*Lesetext:*
Wie rettet man den Schwung aus dem Reformationsjubiläum in die Zukunft?

Bedford-Strohm Damit beschäftigen wir uns auf der EKD-Synode. Wir haben in diesem Jahr mit neuen Veranstaltungsformen experimentiert. Zum Beispiel gab es im Sommer ein Jugendcamp mit 20.000 Jugendlichen in Wittenberg. Da überlegen wir, wie wir das weiterhin anbieten können. Und auch in der Ökumene haben wir eine große Vertrauensbasis geschaffen.

Muss die Kirche nicht noch stärker aus den Kirchenmauern heraustreten?

Bedford-Strohm Ja, denn Veranstaltungen wie das Luther-Pop-Oratorium mit 30.000 Chorsängern oder die vielen Gottesdienste auf den Marktplätzen überall im Land waren besonders erfolgreich. Das wollen wir auch in Zukunft schaffen. Wir wollen mitten ins Leben, wir wollen nicht darauf warten, dass die Leute zu uns kommen. Auch wenn wir sie natürlich gerne in unseren Kirchen begrüßen - es sind besondere, spirituelle Orte.

Brauchen wir eine neue Mission?

Bedford-Strohm Wir brauchen eine geistliche Erneuerung unserer Kirche. Strukturdebatten im Hinblick auf die Verteilung von Geld sind zwar notwendig, aber damit bewältigen wir nicht die Hauptherausforderung. Wir müssen unseren Glauben neu entdecken und selbst begeistert sein von der Botschaft der Bibel. Ich bin überzeugt, dass die Bibel auch Antworten für säkulare Menschen bereithält. Dankbar leben, vergeben lernen, auf soziale Beziehungen achten - das ist für alle Menschen wichtig.

Aber passiert derzeit nicht gerade genau das Gegenteil? Die Gesellschaft verroht doch.

Bedford-Strohm Natürlich erleben wir Phänomene wie Nationalismus, wie Rassismus und Hetze und Hasskommentare im Netz. Aber wir müssen uns gerade da mit unserem positiven Menschenbild in die Gesellschaft einbringen.

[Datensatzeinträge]

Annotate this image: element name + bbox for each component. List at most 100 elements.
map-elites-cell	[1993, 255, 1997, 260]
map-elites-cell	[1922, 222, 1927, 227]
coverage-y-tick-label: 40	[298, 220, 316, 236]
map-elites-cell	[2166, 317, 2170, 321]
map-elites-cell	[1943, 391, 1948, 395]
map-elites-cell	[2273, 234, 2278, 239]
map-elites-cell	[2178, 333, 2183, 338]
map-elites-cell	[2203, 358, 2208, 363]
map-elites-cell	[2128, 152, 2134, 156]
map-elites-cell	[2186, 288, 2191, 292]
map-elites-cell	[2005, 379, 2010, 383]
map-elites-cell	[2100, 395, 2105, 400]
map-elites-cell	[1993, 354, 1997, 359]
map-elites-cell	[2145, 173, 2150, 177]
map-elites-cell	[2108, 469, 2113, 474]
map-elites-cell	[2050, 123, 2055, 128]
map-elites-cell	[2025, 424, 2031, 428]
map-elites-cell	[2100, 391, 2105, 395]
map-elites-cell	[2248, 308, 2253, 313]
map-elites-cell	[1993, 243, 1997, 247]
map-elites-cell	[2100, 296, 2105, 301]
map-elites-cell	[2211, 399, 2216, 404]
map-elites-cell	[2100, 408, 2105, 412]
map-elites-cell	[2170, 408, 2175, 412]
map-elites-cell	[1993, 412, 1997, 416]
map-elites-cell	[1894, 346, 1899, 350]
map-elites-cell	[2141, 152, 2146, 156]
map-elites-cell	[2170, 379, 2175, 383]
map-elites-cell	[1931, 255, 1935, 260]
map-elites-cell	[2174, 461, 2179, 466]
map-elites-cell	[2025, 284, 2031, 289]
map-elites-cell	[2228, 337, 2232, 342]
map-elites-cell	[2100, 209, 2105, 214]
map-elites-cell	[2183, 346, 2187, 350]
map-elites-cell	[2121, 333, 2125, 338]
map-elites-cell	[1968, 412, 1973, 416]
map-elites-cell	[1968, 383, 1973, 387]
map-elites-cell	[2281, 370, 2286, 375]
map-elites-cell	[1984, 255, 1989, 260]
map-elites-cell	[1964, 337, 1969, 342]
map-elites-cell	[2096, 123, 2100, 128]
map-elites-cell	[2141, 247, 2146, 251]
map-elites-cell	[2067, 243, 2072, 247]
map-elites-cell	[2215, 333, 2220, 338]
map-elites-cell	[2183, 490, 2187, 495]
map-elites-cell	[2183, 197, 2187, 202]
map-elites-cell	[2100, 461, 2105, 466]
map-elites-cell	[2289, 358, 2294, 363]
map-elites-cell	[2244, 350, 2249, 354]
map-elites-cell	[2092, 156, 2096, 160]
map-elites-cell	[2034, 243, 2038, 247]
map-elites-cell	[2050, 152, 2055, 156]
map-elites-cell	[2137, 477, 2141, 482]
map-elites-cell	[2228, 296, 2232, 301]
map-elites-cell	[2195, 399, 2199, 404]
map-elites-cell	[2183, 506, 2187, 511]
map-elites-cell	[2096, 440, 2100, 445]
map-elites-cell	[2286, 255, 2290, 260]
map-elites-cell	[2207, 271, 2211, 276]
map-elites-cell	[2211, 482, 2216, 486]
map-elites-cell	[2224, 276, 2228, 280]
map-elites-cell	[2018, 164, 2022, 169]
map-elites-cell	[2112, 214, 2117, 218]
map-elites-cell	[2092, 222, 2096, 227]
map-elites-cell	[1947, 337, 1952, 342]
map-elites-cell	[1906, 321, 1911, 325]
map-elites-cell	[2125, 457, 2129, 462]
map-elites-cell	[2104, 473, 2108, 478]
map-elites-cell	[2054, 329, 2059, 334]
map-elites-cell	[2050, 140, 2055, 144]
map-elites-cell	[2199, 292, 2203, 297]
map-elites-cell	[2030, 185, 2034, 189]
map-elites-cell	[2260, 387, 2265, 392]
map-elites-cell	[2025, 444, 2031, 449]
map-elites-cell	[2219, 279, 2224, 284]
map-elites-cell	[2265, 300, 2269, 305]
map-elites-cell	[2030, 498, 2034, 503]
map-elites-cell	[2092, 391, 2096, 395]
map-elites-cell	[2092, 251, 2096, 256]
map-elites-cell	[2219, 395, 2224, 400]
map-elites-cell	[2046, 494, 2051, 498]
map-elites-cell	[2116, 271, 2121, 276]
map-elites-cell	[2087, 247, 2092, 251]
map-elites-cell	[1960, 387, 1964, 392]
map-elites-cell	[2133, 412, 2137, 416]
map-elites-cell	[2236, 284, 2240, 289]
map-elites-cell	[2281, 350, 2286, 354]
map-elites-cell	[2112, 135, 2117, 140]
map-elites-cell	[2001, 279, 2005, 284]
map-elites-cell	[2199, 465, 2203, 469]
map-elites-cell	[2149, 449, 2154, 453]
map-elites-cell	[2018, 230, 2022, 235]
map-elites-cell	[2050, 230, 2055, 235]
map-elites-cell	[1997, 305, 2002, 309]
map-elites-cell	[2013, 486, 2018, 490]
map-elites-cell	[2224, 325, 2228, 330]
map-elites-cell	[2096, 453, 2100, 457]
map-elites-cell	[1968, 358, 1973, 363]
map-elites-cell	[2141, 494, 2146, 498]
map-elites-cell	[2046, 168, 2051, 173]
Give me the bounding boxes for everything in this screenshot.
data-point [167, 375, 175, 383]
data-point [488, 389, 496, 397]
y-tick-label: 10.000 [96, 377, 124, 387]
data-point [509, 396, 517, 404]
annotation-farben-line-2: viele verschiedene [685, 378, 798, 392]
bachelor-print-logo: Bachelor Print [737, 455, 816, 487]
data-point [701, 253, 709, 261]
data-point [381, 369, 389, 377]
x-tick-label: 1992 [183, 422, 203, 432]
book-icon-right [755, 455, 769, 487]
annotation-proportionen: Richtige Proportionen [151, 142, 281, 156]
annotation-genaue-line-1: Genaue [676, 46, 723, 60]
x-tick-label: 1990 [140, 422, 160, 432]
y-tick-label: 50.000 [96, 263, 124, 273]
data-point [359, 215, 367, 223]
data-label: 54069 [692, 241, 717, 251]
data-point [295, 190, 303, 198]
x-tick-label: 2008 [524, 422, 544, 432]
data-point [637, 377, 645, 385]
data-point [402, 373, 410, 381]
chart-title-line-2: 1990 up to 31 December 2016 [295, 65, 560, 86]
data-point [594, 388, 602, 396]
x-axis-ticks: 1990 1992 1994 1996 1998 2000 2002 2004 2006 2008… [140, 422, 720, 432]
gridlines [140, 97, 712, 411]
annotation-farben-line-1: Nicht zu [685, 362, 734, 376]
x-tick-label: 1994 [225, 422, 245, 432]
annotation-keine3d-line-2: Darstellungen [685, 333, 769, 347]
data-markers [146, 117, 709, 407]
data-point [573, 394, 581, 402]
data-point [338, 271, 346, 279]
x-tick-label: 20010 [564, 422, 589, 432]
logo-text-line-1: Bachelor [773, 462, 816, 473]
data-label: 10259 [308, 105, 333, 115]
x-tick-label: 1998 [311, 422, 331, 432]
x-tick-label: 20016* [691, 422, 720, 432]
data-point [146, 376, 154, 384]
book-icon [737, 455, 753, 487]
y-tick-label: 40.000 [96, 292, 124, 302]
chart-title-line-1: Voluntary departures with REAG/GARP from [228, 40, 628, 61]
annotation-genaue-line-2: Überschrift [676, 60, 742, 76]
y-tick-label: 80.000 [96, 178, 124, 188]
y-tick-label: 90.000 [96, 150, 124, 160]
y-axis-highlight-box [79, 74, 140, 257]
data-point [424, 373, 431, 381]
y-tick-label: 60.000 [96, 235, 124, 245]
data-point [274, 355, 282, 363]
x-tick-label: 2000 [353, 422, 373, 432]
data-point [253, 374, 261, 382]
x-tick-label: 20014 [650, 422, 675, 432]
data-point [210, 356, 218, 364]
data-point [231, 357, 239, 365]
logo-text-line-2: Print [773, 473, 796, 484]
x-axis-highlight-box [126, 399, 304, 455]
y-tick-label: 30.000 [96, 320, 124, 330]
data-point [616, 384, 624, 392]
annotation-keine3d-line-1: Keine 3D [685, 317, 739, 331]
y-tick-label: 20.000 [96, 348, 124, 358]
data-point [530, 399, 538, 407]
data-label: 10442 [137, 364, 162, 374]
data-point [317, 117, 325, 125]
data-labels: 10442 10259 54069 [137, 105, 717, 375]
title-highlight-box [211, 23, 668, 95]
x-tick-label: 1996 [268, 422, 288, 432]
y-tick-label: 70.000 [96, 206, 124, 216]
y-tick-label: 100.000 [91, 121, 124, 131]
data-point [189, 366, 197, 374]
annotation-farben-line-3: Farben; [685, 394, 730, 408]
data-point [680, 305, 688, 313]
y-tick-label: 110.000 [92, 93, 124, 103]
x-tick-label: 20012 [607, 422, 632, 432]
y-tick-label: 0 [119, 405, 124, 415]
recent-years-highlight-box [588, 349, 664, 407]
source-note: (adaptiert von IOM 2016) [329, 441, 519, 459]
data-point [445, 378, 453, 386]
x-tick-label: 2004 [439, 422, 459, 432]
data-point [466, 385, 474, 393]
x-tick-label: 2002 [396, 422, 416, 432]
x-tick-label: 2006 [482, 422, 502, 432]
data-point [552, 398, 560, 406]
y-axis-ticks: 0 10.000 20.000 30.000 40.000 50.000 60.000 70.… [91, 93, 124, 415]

*Aufgaben:*
• 1. Welche Dinge sind laut dem Interview zum Reformationsjubiläum für alle Menschen wichtig? Nenne sie vollständig.
• 2. Beantworte diese Fragen zum Interview über das Reformationsjubiläum:
(a) Wie viele Jugendliche nahmen am Jugendcamp in Wittenberg teil?
(b) Wie viele Chorsänger wirkten beim Luther-Pop-Oratorium mit?
(c) Was braucht die Kirche laut Bedford-Strohm?
• 3. Schreib aus dem Interview zum Reformationsjubiläum den Abschnitt zwischen „Bedford-Strohm Damit beschäftigen“ und „besondere, spirituelle Orte.“ ab, beide Stellen eingeschlossen.

*Lösungen:*
• 1.
- Dankbar leben
- Vergeben lernen
- Auf soziale Beziehungen achten

• 2.
(a) 20.000 Jugendliche
(b) 30.000 Chorsänger
(c) Eine geistliche Erneuerung

• 3.
Bedford-Strohm Damit beschäftigen wir uns auf der EKD-Synode. Wir haben in diesem Jahr mit neuen Veranstaltungsformen experimentiert. Zum Beispiel gab es im Sommer ein Jugendcamp mit 20.000 Jugendlichen in Wittenberg. Da überlegen wir, wie wir das weiterhin anbieten können. Und auch in der Ökumene haben wir eine große Vertrauensbasis geschaffen.

Muss die Kirche nicht noch stärker aus den Kirchenmauern heraustreten?

Bedford-Strohm Ja, denn Veranstaltungen wie das Luther-Pop-Oratorium mit 30.000 Chorsängern oder die vielen Gottesdienste auf den Marktplätzen überall im Land waren besonders erfolgreich. Das wollen wir auch in Zukunft schaffen. Wir wollen mitten ins Leben, wir wollen nicht darauf warten, dass die Leute zu uns kommen. Auch wenn wir sie natürlich gerne in unseren Kirchen begrüßen - es sind besondere, spirituelle Orte.